▶ _Required work_: Identify all lines of the data containing the string "structured" and copy them.

▶ _Dataset entries_:
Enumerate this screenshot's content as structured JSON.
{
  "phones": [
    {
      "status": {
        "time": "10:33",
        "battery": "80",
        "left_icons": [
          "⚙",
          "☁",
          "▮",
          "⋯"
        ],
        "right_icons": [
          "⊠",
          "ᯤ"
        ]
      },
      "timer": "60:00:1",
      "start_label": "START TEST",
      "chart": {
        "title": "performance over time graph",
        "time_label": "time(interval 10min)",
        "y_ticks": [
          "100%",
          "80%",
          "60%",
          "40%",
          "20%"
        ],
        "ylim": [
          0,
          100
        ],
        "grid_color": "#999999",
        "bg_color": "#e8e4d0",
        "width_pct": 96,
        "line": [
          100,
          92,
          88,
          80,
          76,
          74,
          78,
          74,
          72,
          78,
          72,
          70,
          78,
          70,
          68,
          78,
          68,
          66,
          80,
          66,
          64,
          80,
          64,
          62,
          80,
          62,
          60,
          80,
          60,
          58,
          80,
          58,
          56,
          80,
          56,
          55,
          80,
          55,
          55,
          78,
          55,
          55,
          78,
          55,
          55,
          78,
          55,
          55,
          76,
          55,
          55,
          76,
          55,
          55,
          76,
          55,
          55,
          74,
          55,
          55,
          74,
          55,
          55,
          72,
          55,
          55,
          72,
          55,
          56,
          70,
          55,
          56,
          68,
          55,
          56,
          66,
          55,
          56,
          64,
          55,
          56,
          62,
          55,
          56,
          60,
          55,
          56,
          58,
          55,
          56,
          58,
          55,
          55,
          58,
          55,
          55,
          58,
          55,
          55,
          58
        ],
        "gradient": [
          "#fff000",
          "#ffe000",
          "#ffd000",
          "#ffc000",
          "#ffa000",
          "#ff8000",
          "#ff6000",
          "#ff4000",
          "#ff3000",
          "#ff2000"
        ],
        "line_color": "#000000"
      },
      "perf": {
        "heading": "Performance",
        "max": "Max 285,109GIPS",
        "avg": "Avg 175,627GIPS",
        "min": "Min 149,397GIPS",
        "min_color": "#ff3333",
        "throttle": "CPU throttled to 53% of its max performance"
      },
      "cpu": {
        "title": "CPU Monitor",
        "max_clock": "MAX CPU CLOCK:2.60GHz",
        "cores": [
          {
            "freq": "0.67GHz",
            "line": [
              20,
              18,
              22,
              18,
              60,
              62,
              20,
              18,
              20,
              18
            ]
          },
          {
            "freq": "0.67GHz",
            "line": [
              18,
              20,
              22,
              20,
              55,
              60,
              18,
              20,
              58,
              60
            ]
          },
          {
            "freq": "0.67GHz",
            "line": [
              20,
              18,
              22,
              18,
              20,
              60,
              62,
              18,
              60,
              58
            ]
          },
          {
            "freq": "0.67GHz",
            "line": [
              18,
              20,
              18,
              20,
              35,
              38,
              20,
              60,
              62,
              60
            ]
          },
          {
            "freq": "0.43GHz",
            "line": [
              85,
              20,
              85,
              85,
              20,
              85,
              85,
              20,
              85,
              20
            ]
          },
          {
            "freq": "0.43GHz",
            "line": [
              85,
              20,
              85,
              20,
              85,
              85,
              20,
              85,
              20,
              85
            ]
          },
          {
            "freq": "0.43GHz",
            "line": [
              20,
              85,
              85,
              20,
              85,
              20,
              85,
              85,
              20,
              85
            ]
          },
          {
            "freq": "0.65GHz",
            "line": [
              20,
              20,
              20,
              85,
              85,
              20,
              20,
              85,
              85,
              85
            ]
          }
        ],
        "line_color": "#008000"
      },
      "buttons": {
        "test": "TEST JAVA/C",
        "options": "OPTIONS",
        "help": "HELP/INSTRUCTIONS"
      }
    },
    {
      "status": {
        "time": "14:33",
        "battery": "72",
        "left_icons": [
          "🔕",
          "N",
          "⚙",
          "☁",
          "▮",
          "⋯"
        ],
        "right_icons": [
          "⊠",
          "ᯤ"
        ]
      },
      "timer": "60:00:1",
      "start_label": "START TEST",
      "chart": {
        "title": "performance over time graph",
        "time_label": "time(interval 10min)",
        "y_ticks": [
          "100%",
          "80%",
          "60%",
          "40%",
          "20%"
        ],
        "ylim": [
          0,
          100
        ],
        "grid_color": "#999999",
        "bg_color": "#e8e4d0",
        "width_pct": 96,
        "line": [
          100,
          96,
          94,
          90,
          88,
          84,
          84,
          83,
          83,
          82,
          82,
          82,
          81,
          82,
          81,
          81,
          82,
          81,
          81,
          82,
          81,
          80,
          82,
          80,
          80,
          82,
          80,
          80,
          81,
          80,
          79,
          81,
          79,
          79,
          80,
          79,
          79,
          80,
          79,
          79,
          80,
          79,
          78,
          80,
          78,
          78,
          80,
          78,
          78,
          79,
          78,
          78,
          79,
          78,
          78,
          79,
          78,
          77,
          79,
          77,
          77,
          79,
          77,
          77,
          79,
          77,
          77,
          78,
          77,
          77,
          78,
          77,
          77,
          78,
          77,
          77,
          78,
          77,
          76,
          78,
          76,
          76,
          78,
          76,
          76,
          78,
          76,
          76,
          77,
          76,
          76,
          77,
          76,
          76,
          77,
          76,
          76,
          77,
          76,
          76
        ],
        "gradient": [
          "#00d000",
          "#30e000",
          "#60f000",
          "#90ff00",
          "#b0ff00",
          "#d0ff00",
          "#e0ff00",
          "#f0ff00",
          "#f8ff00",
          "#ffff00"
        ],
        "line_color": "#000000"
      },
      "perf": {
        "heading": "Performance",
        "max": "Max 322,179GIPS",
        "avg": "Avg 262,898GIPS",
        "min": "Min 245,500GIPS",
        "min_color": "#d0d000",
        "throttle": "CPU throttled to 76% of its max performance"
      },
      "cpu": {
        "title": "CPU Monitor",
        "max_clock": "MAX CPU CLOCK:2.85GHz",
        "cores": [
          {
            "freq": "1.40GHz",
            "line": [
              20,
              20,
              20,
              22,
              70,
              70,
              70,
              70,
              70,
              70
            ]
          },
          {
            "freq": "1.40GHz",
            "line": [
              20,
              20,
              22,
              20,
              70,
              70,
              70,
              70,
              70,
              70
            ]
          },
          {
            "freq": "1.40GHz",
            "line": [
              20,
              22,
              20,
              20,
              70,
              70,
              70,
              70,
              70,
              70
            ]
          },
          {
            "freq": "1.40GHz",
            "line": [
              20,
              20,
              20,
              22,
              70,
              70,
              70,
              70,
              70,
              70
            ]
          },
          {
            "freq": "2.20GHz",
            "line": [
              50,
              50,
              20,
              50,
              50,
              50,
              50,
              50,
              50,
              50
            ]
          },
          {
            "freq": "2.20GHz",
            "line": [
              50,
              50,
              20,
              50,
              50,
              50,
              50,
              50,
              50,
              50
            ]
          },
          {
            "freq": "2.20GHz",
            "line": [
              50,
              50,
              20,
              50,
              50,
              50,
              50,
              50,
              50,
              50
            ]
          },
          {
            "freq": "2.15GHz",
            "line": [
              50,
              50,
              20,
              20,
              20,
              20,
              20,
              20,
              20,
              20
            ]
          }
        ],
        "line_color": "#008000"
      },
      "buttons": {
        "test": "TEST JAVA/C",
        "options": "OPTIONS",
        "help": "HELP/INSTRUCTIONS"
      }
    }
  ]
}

---

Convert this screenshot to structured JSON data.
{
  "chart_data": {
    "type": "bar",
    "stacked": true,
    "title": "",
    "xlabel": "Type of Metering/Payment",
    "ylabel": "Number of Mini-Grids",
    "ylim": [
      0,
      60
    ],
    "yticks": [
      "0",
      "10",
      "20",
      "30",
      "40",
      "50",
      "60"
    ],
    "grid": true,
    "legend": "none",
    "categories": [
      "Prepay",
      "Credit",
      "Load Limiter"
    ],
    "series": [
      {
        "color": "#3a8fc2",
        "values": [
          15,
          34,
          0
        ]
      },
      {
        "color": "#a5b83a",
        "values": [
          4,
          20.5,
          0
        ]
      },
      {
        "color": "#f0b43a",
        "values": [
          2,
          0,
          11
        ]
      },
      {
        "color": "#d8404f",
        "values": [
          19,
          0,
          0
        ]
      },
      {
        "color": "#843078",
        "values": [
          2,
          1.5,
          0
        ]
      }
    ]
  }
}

▶ _Expected answer_:
Enumerate this screenshot's content as structured JSON.
Convert this screenshot to structured JSON data.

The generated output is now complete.